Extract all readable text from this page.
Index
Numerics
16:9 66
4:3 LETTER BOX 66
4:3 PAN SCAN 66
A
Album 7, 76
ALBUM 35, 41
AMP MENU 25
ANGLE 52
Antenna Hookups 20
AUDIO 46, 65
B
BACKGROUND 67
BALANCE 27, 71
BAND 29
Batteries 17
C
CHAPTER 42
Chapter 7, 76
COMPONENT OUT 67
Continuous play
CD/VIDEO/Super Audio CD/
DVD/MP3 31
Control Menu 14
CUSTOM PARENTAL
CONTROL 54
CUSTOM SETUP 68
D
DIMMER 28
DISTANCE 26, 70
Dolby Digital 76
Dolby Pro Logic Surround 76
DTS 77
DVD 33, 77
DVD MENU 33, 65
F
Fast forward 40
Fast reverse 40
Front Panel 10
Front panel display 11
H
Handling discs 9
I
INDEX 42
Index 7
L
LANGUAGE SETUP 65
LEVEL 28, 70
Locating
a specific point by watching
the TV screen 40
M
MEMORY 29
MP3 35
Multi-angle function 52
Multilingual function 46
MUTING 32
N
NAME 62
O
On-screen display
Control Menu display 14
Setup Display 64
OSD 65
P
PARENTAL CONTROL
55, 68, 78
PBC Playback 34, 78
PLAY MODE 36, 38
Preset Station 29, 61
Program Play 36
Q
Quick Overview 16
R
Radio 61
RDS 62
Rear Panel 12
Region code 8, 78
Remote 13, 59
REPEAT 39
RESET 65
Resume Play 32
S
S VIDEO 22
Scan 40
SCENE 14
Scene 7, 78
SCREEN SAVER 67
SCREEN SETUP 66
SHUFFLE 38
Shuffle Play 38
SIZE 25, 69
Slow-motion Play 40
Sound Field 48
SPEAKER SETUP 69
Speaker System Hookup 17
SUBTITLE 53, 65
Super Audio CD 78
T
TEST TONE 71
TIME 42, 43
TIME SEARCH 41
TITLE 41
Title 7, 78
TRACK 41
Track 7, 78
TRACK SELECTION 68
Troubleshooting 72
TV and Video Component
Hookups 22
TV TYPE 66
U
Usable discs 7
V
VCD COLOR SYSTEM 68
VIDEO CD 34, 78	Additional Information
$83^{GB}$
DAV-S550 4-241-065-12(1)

####

Only lines with the string "Super" belong in your answer; copy each one.

▶ _Solution to this problem_:
CD/VIDEO/Super Audio CD/
Super Audio CD 78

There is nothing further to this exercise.